───── Text

Detective Scott Epperson remembers the Dos Santos case all too well. In his 35 years of service on the Plano Police Department, this tall, silver-haired veteran has touched almost every major Crime Against Persons incident. But for Epperson, a modest, soft-spoken detective known in his department for his cool head, the fate of Kleber and Lilian Dos Santos always felt personal. Even 18 years later, he speaks about the case with compassion.

At the start of 2000, Brazilian immigrant Kleber Dos Santos stepped off the plane at DFW International Airport, anxious to begin his new life in America. After three years of working for the Brazilian operations of Ericsson, the rising young software engineer was transferred to the main Richardson facility. A quick survey of the area led him to an ideal apartment located near the corner of K Avenue and Spring Creek Parkway with an almost straight shot to the Ericsson campus. Burgeoning east Plano was a favorite for new arrivals to the city, even then considered one of the most livable cities in the United States.

Kleber had only one regret about accepting the new position—a forced separation from his beautiful bride, Lilian. The young couple had met as children and dated since high school. They had married only a month before his departure in a Baptist Church in Sao Paulo, Brazil, surrounded by loving relatives and friends. But the opportunity for Kleber to work in the States was too good an opportunity to pass up. While Kleber worked in Plano, Lilian continued her veterinary studies at the University of Sao Paulo, visiting him during breaks in her school schedule; In August 2000, they spent three wonderful weeks together exploring Dallas and the surrounding areas.

During her visits, the young couple made many friends among fellow Brazilian expatriates and at a small church where Kleber played electric guitar during worship services. Everyone knew the young lovers for their devotion to each other and to their faith.

On August 23, 2000, Kleber failed to report to work. A Brazilian neighbor one floor below walked up to the Dos Santos apartment and pushed open the unlocked door. She saw Kleber lying dead in a pool of blood just inside the door. He had been shot. She immediately called the police. A Portuguese interpreter at 911 notified EMS, and medics located Lilian’s body in the couple’s bedroom, naked and tortured. A pillow had been placed over her head and she had been shot.

──────────
───── Data to examine

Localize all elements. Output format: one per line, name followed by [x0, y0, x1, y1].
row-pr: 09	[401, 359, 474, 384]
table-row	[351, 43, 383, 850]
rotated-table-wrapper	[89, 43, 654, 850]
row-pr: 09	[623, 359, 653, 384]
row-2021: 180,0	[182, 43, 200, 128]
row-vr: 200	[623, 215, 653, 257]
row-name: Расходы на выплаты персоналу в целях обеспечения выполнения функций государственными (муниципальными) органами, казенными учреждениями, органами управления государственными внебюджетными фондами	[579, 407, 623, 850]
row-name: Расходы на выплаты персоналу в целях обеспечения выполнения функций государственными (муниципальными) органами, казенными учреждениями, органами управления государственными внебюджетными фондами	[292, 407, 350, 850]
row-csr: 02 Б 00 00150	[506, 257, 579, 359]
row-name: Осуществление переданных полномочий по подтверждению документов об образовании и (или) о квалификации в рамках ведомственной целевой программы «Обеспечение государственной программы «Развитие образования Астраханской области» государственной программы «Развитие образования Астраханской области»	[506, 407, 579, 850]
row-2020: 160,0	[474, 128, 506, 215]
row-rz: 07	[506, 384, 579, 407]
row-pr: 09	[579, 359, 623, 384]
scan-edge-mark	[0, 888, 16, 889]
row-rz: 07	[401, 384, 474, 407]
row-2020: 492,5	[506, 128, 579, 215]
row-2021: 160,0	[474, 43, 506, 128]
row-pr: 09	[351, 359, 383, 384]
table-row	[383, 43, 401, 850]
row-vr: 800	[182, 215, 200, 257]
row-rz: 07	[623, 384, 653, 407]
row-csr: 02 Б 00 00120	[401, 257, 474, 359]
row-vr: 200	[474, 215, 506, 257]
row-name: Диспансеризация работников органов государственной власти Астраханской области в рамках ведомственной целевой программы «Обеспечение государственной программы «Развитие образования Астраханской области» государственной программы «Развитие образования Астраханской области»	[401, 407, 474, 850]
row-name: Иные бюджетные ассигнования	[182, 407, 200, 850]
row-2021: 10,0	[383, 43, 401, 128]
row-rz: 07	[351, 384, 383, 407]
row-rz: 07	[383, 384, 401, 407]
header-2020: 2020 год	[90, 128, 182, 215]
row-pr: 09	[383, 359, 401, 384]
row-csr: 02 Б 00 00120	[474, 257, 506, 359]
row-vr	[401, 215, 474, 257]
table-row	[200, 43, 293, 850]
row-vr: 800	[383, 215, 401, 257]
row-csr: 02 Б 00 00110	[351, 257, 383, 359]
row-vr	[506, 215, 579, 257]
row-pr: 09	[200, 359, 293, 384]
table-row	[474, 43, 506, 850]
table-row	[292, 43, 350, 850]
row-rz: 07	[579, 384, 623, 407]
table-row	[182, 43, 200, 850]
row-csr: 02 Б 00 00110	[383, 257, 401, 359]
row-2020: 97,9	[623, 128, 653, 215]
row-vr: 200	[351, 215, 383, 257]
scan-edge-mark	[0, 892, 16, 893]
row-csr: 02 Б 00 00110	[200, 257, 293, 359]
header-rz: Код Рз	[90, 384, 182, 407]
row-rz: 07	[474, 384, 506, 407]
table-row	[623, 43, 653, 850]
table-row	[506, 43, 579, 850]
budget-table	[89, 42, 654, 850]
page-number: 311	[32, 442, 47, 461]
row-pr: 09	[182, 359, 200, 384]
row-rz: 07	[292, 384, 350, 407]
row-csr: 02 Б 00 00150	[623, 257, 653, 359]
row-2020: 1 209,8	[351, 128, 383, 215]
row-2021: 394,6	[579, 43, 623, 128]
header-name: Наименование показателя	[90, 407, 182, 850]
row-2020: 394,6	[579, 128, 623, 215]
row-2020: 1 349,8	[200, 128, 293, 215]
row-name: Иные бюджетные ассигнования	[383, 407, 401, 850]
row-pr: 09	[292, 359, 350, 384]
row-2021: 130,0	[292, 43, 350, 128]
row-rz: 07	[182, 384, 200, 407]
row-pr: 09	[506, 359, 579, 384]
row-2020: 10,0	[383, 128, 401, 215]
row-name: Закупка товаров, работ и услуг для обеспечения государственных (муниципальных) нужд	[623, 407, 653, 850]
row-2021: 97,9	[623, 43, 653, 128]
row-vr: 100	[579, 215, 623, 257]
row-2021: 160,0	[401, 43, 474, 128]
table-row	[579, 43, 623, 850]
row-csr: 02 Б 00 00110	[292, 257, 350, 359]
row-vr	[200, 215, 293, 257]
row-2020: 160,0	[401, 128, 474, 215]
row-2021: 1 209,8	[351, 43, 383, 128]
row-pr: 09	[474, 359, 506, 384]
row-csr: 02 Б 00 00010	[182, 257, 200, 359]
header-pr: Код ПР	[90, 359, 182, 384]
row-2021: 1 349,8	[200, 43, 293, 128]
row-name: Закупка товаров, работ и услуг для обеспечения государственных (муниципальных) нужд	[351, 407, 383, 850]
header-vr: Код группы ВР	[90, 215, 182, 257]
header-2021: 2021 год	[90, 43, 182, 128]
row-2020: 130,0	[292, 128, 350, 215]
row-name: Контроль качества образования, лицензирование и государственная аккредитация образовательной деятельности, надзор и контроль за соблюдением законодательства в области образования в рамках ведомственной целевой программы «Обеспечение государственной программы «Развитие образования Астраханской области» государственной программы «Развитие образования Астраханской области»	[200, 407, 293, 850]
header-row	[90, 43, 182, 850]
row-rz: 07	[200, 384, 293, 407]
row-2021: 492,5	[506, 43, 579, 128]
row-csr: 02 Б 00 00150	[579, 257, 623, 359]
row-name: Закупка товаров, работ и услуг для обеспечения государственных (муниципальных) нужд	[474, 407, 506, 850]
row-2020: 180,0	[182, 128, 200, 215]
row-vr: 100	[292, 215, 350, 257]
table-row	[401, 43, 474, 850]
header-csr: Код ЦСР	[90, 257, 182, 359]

──────────

Work to complete
Rewrite the Dos Santos case account starting at "At the start" and ending at "the United States.", substituting "Dallas/Fort Worth International Airport" for "DFW International Airport".

Answer below
At the start of 2000, Brazilian immigrant Kleber Dos Santos stepped off the plane at Dallas/Fort Worth International Airport, anxious to begin his new life in America. After three years of working for the Brazilian operations of Ericsson, the rising young software engineer was transferred to the main Richardson facility. A quick survey of the area led him to an ideal apartment located near the corner of K Avenue and Spring Creek Parkway with an almost straight shot to the Ericsson campus. Burgeoning east Plano was a favorite for new arrivals to the city, even then considered one of the most livable cities in the United States.